Saved data entries:

____________

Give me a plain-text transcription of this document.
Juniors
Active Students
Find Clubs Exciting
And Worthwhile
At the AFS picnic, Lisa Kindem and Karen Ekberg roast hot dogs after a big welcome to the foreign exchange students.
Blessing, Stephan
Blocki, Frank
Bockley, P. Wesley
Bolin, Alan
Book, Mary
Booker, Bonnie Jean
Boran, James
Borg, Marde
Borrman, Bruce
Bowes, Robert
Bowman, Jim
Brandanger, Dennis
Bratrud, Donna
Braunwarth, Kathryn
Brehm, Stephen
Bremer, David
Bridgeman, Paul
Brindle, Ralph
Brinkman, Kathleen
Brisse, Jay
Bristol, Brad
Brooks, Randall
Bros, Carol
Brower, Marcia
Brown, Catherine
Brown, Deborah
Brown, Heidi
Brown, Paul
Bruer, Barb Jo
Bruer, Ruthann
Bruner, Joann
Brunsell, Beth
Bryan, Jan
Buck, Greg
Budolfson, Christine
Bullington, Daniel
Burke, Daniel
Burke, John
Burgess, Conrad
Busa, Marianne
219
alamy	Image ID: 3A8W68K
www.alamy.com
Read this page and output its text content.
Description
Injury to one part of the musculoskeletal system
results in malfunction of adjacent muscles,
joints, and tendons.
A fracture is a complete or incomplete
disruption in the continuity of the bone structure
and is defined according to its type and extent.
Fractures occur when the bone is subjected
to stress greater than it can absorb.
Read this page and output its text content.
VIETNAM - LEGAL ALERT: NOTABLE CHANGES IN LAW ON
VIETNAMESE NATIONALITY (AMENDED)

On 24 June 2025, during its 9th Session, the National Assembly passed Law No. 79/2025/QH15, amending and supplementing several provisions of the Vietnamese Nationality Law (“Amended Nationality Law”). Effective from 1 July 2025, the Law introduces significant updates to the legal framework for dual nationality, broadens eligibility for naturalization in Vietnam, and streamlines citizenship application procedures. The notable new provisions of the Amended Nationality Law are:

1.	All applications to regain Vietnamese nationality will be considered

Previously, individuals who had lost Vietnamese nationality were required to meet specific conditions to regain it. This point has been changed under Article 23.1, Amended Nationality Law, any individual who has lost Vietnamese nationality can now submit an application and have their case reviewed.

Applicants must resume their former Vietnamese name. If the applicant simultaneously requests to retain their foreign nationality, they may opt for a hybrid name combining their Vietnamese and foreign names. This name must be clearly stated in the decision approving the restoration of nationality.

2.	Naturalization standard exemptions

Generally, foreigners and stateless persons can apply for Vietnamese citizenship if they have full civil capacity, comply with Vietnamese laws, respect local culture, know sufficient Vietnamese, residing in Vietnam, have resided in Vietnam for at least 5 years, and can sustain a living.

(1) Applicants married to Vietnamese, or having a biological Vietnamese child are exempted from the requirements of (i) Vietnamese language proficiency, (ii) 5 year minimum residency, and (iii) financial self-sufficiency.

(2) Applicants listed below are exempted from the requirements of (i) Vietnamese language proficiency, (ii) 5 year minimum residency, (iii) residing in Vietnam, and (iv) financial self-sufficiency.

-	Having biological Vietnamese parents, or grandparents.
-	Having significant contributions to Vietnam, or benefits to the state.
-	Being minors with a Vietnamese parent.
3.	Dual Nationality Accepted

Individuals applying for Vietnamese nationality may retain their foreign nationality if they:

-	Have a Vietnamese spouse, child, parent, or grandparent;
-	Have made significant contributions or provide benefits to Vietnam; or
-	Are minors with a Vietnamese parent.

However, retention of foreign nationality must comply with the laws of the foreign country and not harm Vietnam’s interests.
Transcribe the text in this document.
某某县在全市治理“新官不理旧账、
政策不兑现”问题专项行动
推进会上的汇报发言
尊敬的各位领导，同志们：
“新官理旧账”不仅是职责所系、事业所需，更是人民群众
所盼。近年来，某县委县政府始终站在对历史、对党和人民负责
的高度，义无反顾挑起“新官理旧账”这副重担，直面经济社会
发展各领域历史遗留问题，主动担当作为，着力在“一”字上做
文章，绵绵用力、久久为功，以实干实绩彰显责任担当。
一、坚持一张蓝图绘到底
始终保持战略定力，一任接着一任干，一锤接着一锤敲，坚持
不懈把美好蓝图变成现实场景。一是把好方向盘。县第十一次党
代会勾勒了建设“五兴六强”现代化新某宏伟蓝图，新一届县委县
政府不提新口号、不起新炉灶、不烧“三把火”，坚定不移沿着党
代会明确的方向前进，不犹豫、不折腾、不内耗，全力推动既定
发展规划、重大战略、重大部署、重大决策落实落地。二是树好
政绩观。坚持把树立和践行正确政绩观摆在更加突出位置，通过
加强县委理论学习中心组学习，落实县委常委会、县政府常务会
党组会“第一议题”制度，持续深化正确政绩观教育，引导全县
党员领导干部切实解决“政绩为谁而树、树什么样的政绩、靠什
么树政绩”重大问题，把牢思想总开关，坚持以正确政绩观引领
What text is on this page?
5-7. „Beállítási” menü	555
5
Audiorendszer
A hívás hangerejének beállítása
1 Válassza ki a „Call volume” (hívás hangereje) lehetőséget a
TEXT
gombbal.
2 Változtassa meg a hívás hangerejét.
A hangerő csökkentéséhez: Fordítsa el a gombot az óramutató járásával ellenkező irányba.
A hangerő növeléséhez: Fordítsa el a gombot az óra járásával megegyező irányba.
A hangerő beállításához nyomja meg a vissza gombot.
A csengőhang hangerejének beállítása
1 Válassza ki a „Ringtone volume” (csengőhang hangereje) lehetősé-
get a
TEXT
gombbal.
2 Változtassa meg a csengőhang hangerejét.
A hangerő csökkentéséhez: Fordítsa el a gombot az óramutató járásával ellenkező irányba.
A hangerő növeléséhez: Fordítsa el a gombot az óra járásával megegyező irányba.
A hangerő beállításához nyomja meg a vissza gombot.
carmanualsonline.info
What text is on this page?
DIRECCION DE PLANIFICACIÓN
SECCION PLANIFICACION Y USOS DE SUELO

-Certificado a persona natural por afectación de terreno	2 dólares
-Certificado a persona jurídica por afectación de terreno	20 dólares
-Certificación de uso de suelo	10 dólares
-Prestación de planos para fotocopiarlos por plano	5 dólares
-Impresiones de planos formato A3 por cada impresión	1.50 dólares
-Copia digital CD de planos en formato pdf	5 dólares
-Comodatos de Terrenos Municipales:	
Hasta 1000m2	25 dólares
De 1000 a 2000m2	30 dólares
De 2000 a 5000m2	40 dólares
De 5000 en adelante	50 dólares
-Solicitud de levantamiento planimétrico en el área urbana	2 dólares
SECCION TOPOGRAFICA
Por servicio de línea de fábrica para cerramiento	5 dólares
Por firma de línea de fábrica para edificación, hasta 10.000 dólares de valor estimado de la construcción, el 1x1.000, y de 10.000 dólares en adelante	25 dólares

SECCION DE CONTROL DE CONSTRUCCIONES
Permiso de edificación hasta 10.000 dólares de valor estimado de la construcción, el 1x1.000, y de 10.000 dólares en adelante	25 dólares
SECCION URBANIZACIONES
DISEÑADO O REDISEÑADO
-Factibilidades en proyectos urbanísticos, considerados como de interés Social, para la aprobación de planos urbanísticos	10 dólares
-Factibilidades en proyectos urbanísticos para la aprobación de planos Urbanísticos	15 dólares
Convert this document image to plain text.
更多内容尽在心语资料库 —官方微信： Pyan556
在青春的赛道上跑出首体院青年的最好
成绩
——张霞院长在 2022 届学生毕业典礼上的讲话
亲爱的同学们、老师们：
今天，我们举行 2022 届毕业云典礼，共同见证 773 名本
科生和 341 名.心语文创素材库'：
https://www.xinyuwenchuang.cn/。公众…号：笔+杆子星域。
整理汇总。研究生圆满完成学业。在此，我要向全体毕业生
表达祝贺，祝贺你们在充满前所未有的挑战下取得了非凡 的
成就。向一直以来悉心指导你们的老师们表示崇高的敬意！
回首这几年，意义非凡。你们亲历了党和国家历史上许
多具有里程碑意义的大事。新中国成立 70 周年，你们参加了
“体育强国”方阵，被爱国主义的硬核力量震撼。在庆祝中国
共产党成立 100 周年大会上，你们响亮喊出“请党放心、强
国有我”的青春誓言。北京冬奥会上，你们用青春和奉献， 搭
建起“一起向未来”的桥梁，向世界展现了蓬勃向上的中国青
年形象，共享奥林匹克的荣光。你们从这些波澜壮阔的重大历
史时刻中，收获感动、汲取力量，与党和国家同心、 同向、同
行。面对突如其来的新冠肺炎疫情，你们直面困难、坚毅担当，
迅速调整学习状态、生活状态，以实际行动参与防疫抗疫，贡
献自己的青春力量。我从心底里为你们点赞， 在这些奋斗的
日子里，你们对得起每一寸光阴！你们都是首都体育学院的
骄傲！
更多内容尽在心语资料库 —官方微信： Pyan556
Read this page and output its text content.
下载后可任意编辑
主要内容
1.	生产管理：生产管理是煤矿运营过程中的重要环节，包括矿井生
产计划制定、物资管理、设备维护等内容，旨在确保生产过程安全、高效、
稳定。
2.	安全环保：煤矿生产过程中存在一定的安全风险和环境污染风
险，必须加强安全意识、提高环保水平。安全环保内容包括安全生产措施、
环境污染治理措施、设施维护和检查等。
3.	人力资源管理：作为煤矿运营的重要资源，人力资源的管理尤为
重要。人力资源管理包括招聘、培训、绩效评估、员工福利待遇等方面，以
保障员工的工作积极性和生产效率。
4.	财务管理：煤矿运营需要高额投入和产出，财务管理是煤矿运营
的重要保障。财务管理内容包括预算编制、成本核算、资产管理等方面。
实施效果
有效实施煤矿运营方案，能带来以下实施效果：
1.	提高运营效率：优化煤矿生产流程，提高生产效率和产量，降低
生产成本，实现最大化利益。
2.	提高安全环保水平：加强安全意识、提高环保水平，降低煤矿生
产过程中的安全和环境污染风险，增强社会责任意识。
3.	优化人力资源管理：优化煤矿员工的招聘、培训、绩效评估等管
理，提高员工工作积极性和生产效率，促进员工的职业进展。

____________

Your task:
Select and copy each line from the data that includes the word "hangerejének".

Task result:
A hívás hangerejének beállítása
A csengőhang hangerejének beállítása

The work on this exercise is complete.